## [YOUR GOAL]
Set down, exactly as written, the lines from the line holding "Read this page and output its text content." to the end of the data, inclusive, skipping any pictures.

— BEGIN SOURCE DATA —

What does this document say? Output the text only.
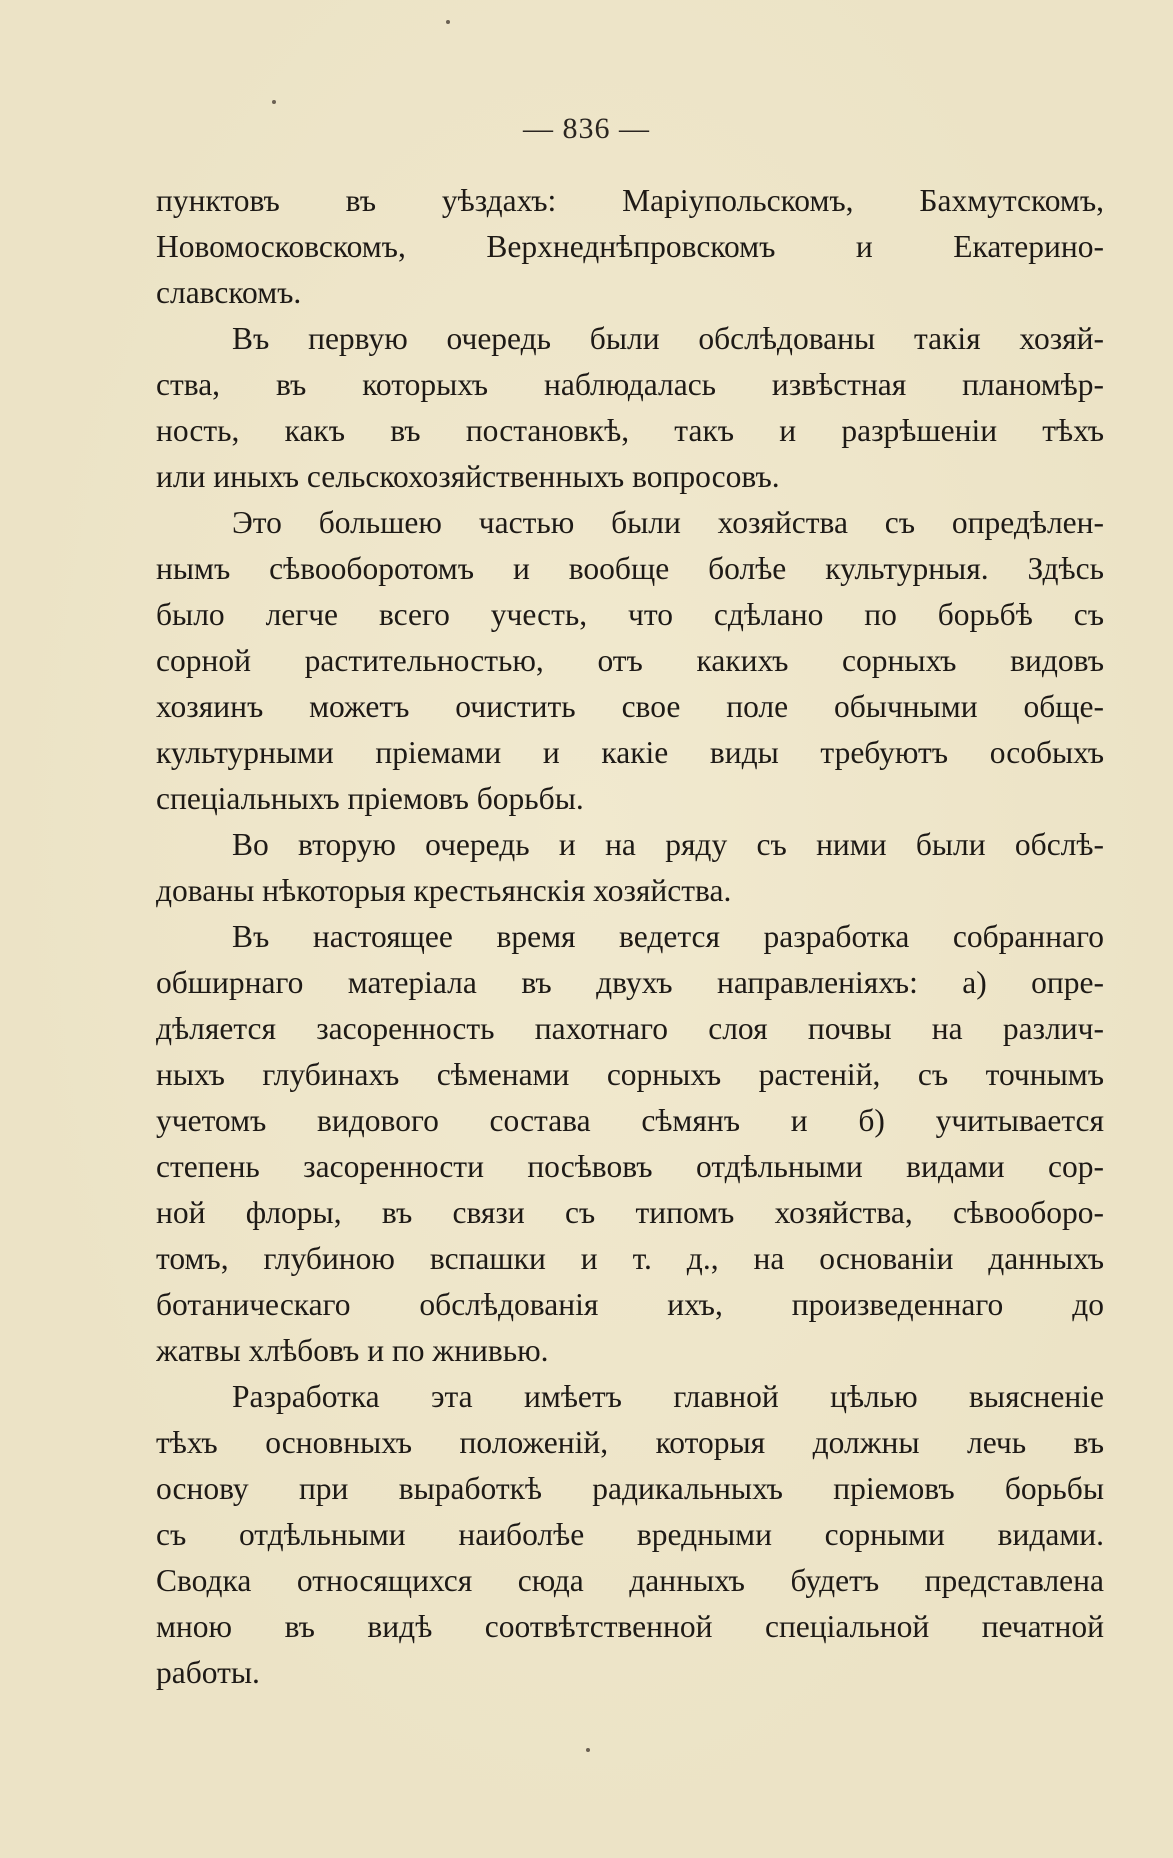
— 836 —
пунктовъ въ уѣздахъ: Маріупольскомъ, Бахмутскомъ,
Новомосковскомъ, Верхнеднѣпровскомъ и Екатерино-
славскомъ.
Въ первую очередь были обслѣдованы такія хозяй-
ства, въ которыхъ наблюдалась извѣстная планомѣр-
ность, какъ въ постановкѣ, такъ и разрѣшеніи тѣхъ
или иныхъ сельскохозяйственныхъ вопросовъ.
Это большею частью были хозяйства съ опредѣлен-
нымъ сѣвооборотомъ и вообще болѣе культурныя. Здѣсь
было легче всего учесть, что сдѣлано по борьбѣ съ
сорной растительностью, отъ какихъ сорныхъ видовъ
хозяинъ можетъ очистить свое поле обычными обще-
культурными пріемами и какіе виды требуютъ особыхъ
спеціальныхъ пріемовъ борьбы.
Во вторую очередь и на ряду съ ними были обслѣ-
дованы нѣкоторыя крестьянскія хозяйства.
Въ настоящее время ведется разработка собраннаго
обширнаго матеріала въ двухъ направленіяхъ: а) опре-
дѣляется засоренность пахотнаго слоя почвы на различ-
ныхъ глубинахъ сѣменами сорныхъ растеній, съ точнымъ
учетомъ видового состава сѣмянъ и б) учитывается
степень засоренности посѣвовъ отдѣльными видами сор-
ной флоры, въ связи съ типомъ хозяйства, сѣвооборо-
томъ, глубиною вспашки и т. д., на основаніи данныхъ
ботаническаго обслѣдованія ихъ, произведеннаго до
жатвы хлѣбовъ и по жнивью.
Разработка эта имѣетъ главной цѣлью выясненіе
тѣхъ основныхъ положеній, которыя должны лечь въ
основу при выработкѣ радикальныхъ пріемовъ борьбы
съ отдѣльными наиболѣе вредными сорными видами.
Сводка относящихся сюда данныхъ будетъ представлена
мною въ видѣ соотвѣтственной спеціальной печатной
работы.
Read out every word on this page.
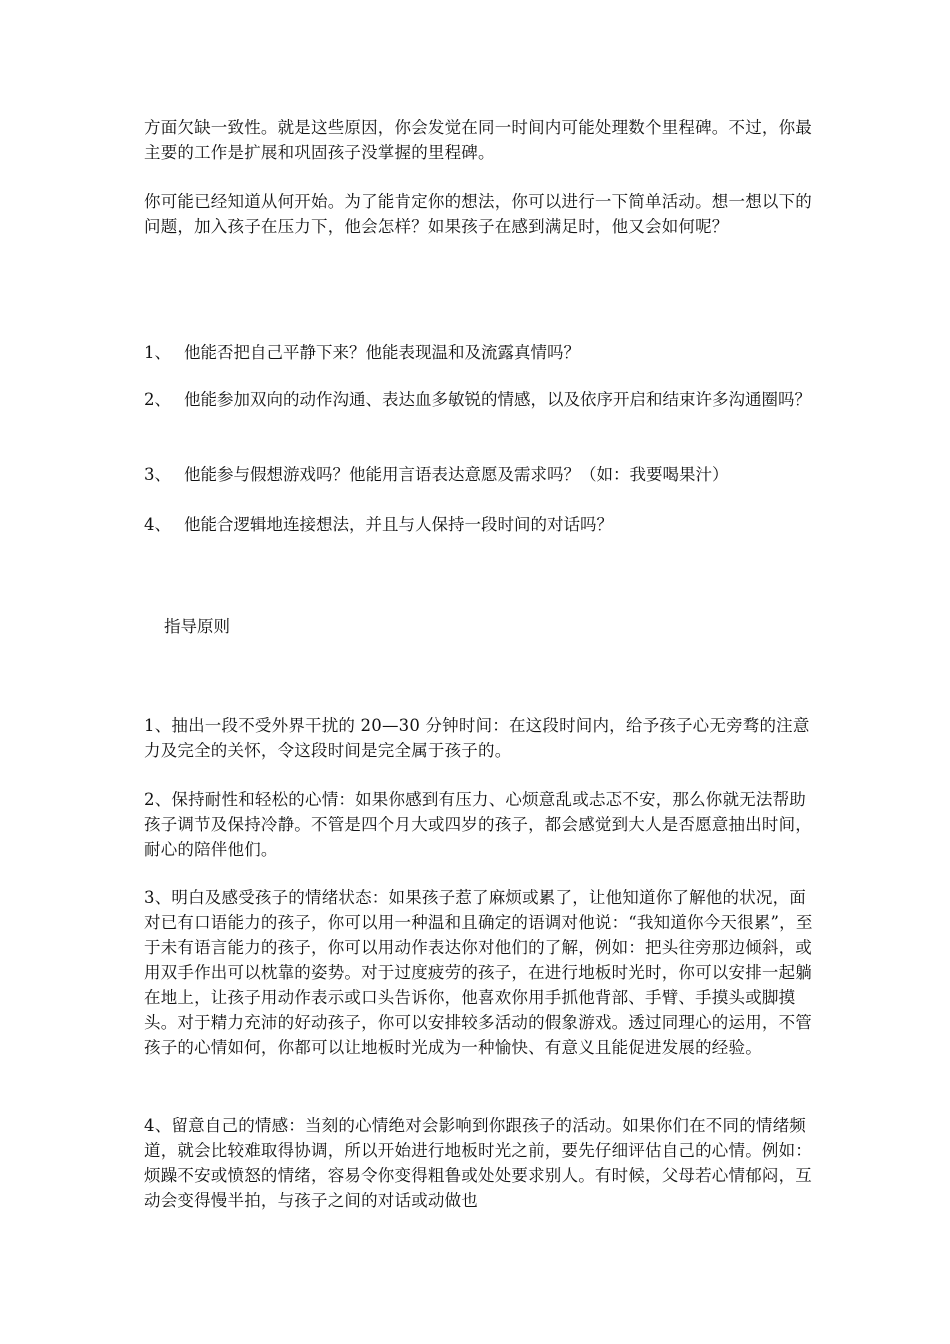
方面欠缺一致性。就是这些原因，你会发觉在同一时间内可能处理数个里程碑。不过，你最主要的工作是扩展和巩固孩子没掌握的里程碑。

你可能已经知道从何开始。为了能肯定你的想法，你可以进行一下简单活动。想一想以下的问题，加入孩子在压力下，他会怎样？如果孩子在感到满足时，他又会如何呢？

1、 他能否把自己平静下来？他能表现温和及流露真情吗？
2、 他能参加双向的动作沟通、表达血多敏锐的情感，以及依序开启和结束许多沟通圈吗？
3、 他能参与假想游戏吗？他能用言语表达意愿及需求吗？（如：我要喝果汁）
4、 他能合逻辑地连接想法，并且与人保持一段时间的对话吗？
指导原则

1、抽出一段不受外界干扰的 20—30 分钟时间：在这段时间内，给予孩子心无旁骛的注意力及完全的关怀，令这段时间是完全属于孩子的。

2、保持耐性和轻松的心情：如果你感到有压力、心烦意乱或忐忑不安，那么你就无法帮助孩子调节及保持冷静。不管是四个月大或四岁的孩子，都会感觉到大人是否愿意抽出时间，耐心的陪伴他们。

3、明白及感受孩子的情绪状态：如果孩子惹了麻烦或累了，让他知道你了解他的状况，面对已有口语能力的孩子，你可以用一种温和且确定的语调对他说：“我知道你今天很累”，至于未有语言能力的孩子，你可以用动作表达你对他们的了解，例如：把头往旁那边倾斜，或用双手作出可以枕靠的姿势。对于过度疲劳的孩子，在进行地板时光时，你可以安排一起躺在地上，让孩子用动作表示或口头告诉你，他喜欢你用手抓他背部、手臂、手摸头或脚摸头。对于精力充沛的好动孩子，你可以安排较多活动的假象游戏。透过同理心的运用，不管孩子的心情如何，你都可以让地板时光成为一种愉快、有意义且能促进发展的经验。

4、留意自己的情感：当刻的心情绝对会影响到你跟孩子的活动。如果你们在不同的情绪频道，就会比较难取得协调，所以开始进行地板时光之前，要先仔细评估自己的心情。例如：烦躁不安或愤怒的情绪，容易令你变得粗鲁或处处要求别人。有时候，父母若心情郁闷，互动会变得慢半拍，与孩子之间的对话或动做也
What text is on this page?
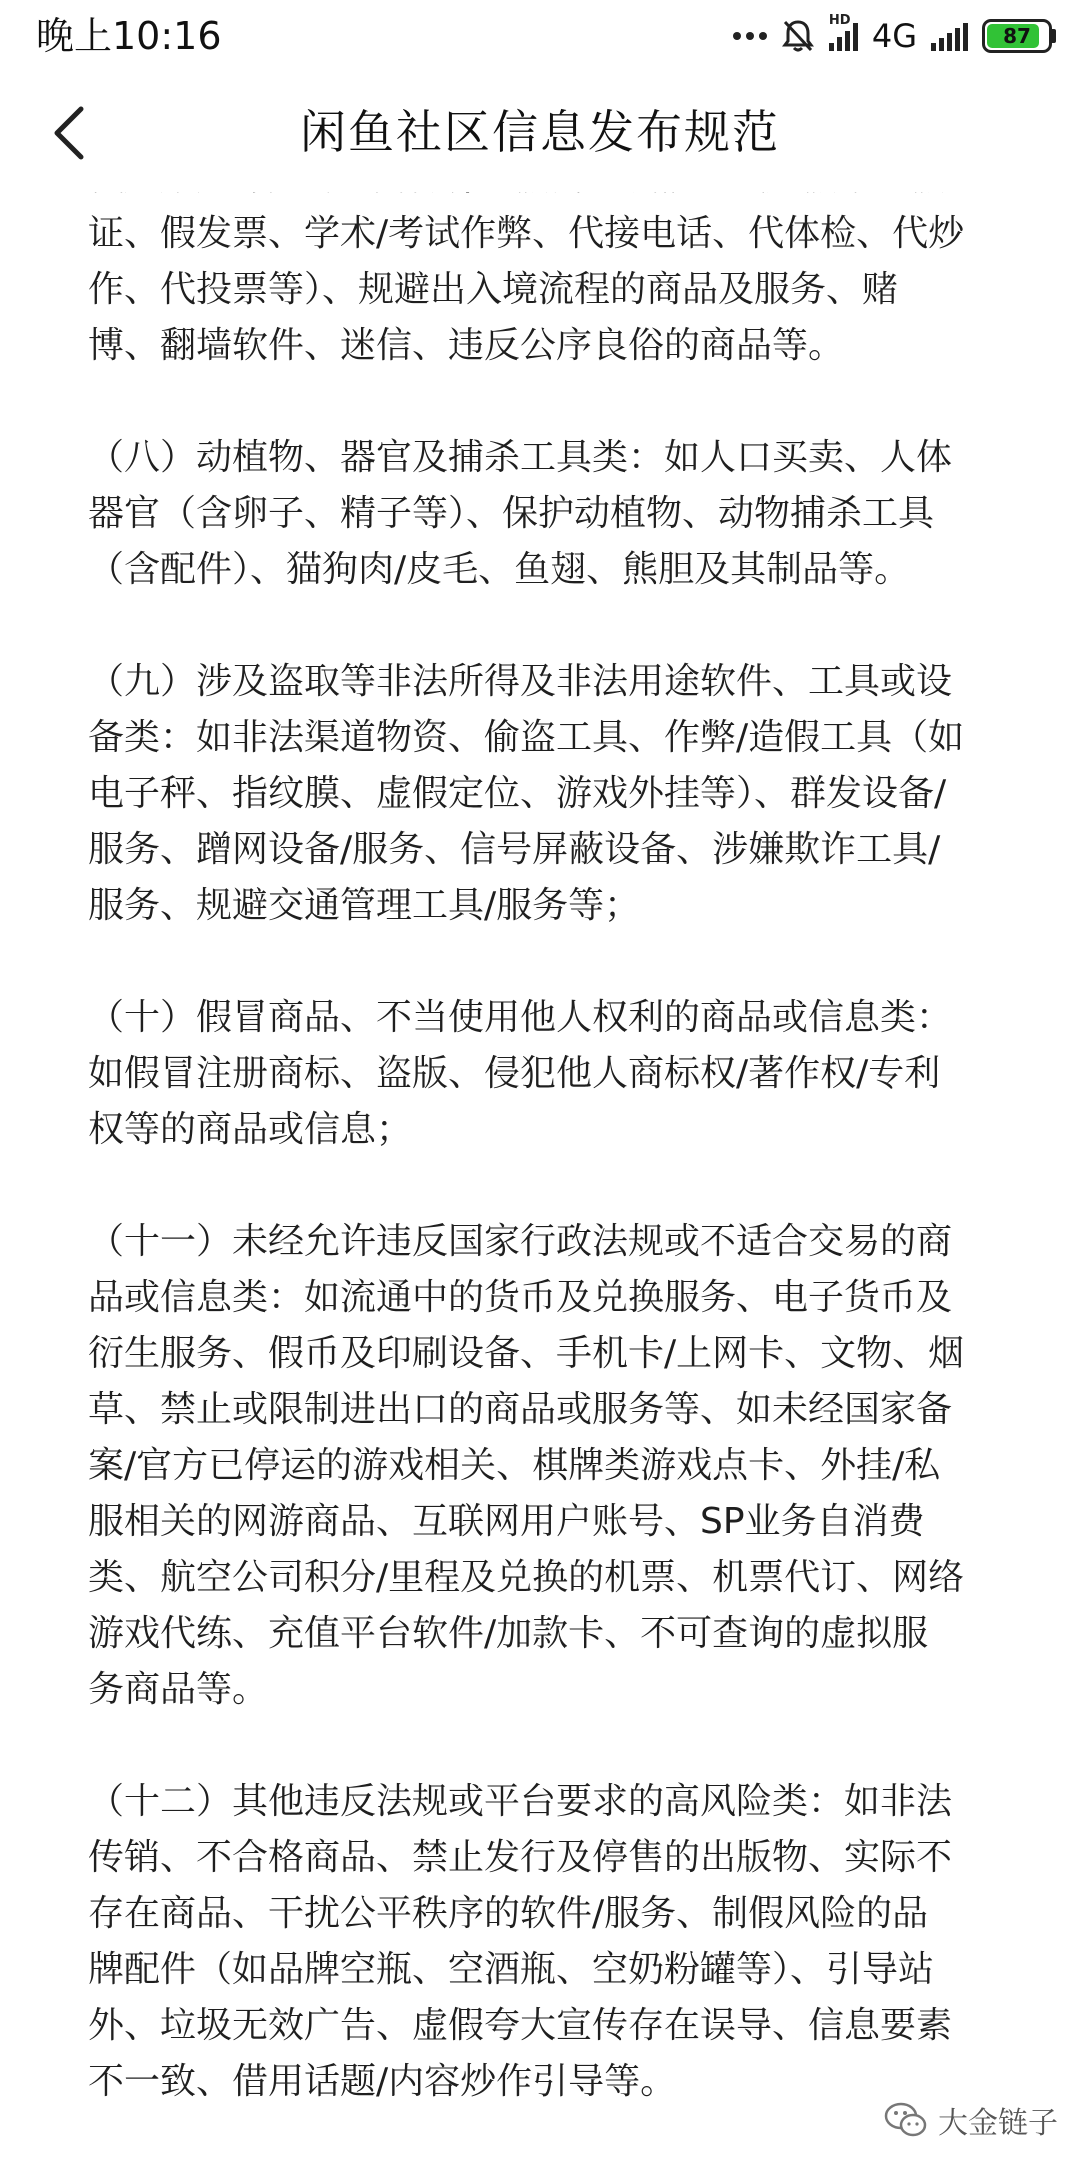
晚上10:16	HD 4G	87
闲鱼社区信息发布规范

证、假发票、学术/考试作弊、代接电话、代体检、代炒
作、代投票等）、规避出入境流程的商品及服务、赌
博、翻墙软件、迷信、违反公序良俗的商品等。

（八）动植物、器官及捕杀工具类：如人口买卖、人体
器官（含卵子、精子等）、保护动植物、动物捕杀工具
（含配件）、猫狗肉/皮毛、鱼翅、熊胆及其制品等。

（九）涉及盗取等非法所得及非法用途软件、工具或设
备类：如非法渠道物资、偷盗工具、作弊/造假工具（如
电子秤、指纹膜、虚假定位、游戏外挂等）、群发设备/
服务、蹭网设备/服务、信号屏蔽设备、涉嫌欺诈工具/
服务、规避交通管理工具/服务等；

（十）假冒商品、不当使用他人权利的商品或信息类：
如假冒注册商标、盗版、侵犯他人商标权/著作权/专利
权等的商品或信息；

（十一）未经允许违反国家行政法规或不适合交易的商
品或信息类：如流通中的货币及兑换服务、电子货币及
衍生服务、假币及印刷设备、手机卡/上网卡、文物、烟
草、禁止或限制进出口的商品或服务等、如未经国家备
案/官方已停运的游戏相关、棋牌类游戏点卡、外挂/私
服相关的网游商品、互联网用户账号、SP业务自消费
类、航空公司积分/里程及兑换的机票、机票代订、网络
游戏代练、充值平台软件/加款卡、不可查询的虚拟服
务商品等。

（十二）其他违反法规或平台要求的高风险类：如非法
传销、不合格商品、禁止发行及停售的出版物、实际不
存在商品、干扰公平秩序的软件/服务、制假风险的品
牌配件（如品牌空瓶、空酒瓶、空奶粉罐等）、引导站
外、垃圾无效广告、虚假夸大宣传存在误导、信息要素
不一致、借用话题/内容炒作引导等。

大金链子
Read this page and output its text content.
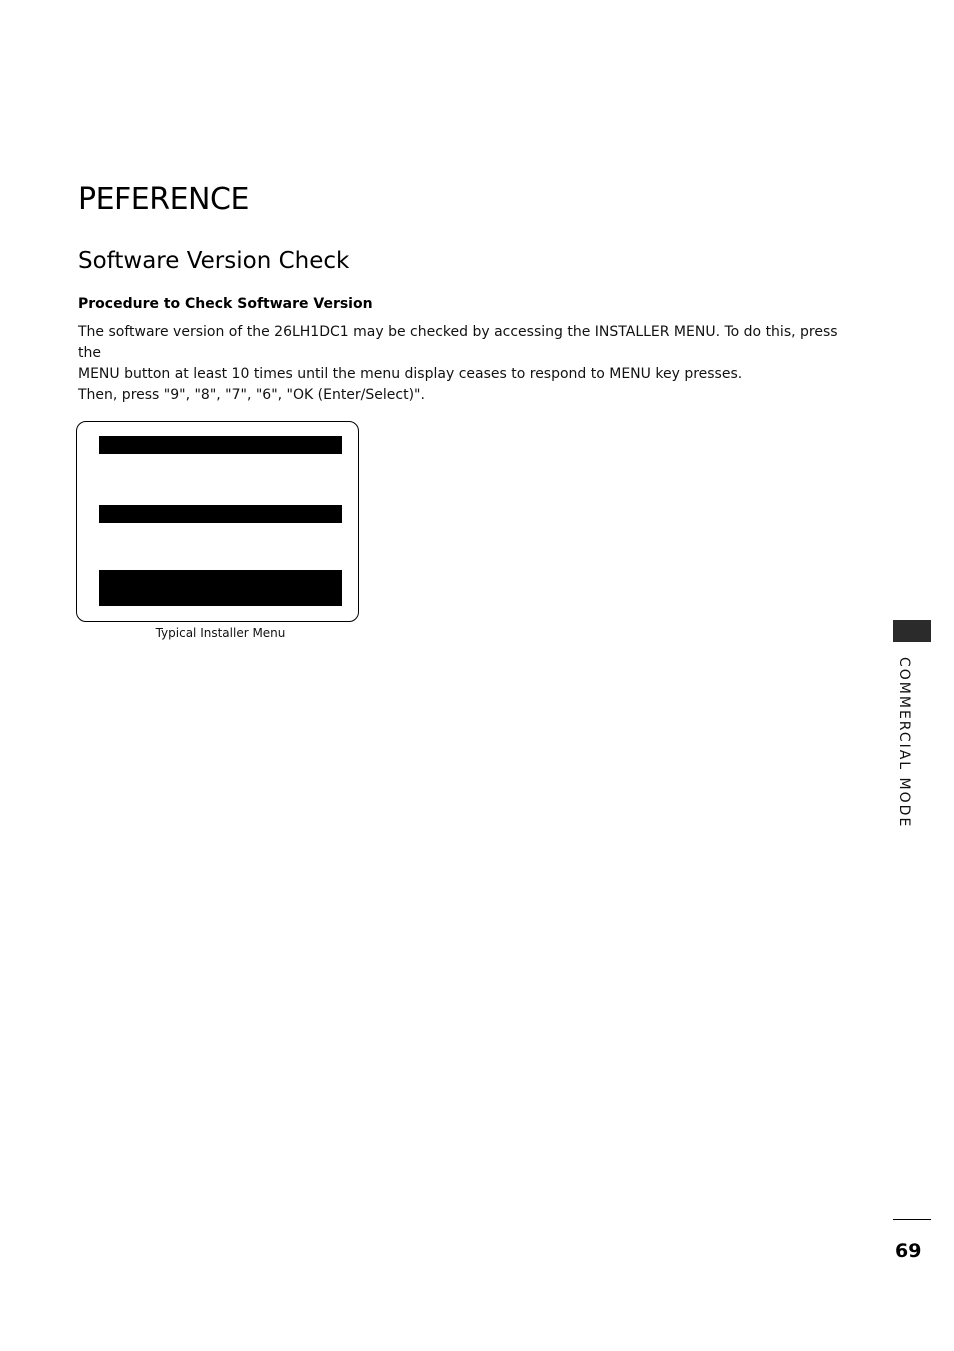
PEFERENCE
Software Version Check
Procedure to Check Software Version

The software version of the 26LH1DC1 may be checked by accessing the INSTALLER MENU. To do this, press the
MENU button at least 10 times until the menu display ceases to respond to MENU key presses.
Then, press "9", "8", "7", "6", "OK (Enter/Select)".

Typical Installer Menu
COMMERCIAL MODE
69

— END SOURCE DATA —

## [OUTPUT OF THE TASK]
Read this page and output its text content.
PEFERENCE
Software Version Check
Procedure to Check Software Version

The software version of the 26LH1DC1 may be checked by accessing the INSTALLER MENU. To do this, press the
MENU button at least 10 times until the menu display ceases to respond to MENU key presses.
Then, press "9", "8", "7", "6", "OK (Enter/Select)".

Typical Installer Menu
COMMERCIAL MODE
69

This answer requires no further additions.